[Recorded data]
□ □ □ □ □ □ □
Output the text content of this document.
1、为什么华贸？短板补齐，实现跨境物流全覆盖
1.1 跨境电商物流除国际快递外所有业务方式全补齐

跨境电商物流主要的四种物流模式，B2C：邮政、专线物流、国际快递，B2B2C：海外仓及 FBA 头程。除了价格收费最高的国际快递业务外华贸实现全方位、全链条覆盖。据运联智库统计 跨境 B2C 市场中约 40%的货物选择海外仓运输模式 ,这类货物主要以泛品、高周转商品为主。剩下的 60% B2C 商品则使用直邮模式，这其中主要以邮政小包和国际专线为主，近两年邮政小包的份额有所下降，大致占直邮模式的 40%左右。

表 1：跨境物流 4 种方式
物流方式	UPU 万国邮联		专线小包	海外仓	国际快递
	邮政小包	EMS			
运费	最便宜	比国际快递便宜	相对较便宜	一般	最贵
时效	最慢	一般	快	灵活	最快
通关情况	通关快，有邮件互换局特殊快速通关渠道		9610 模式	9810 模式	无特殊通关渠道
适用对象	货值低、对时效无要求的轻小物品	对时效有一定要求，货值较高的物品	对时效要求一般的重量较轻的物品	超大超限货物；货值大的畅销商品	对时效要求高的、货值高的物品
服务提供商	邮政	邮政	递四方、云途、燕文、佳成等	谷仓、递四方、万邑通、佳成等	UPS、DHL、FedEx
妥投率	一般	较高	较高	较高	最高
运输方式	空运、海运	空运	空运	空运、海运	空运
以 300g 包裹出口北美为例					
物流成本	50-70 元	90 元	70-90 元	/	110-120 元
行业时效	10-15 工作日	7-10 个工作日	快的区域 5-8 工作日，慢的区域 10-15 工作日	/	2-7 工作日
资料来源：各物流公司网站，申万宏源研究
□ □ □ □ □ □ □
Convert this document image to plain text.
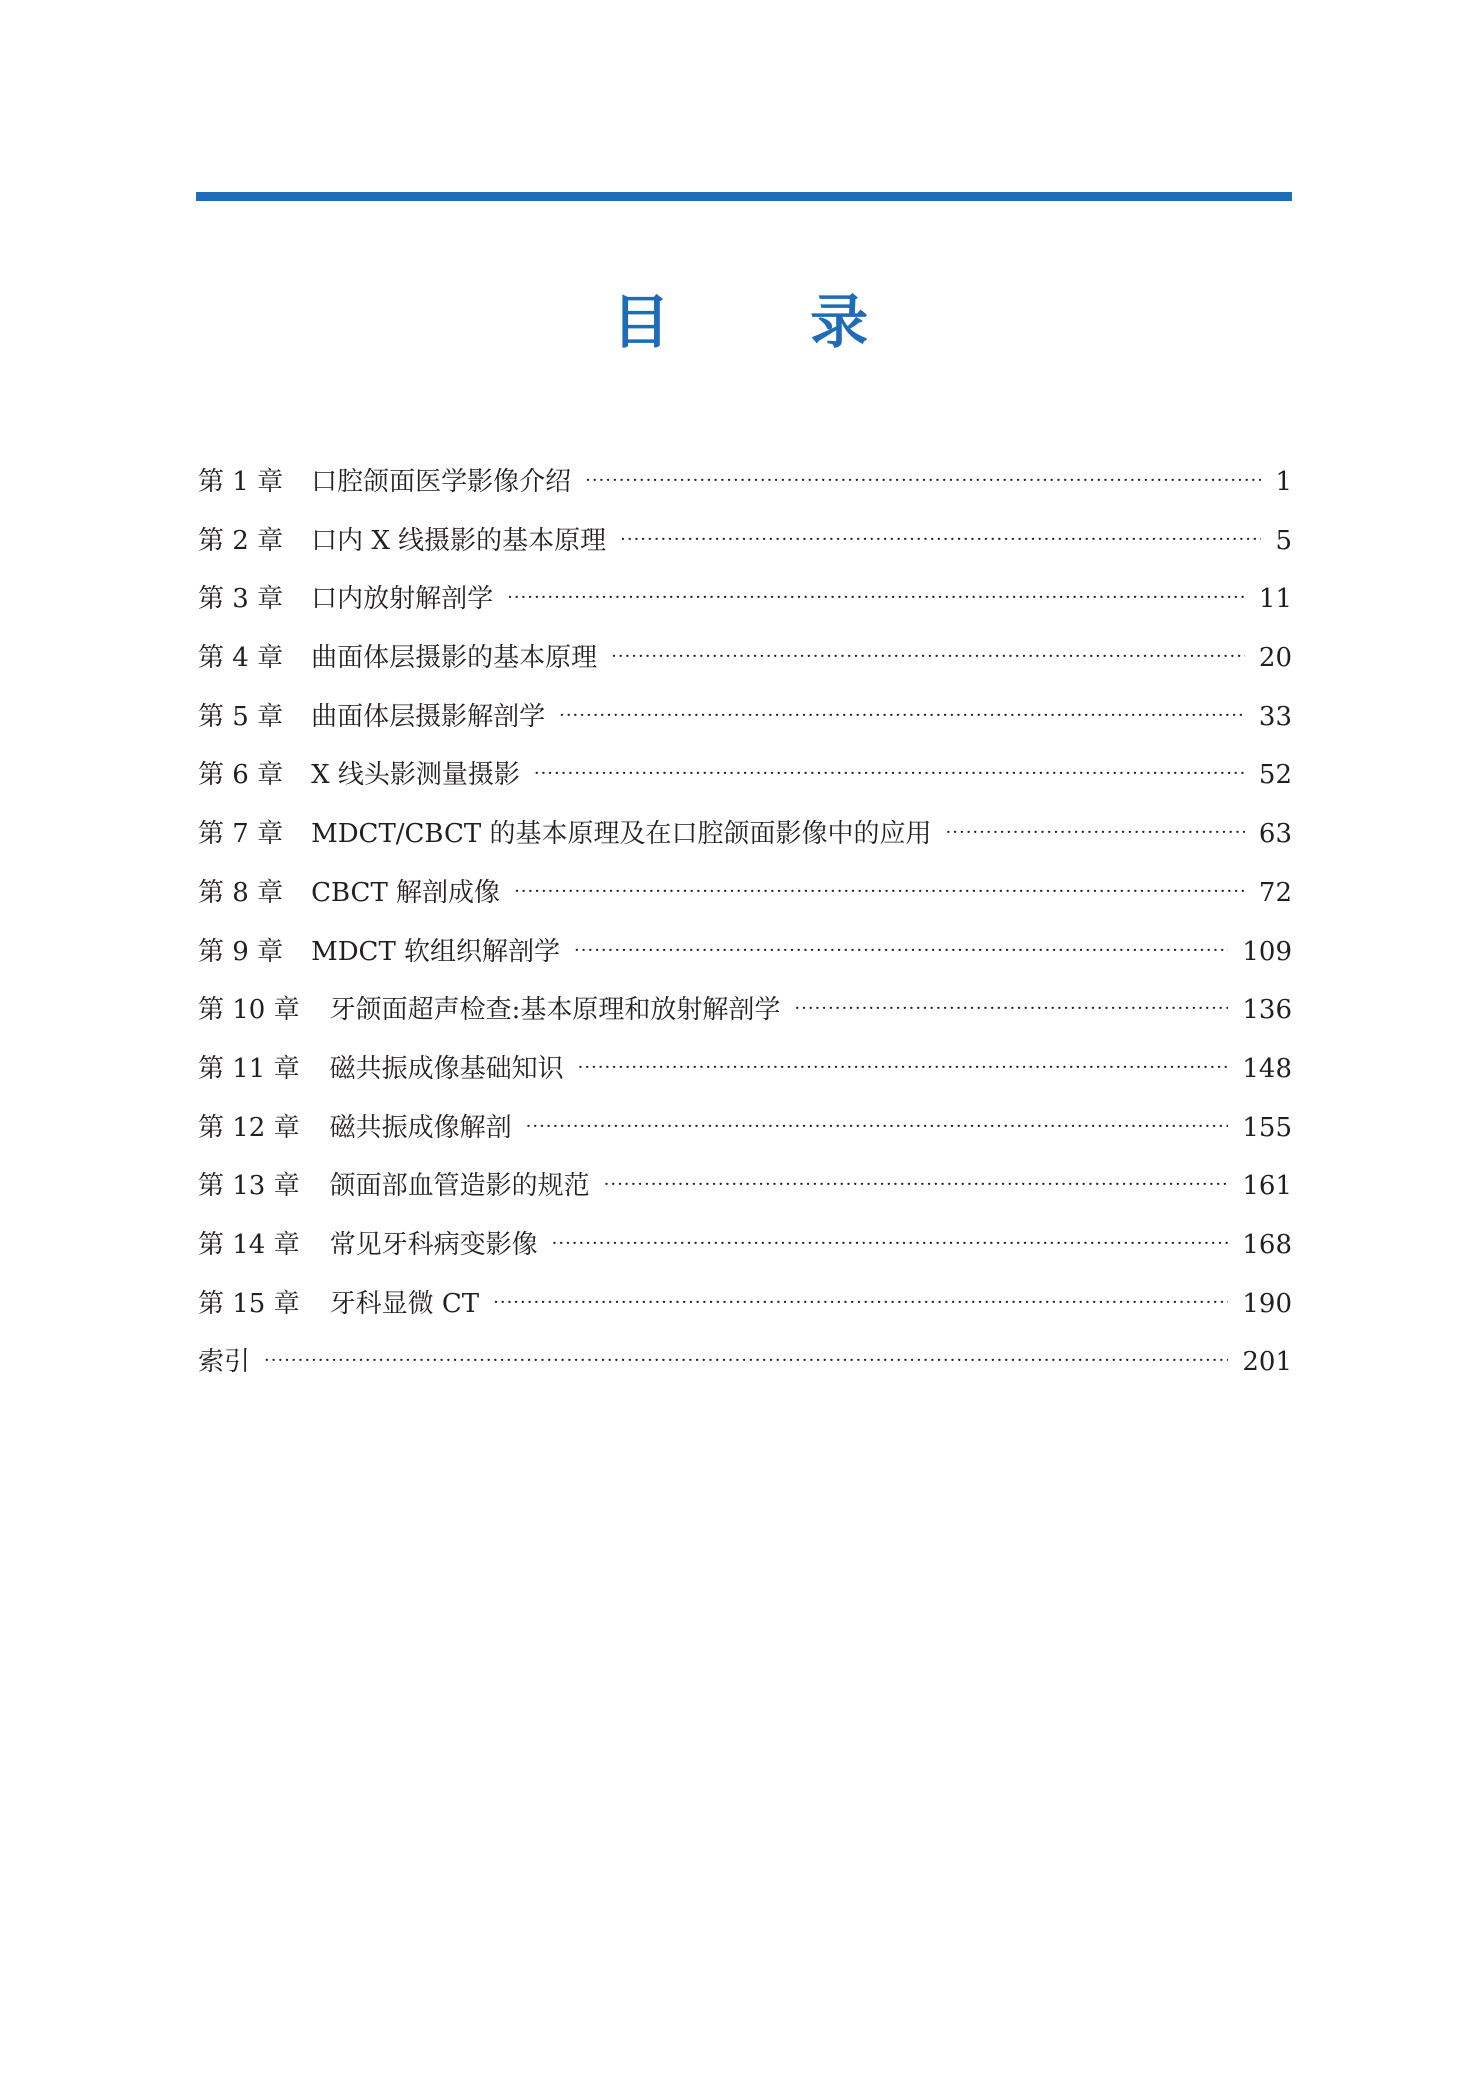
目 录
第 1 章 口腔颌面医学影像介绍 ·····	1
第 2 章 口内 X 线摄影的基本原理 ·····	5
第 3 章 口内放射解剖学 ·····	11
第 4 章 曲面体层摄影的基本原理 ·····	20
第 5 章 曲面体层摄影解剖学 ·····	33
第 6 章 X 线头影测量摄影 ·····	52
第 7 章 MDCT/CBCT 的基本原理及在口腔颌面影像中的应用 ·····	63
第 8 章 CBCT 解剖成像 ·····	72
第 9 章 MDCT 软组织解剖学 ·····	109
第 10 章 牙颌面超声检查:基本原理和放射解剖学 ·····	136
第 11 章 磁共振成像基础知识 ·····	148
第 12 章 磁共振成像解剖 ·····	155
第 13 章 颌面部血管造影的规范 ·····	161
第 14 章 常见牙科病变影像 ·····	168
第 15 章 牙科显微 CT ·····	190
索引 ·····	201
□ □ □ □ □ □ □
- _What you need to do_
Look through the material above. Copy each line where the word "this" appears.

- _Output of the task_
Output the text content of this document.
Convert this document image to plain text.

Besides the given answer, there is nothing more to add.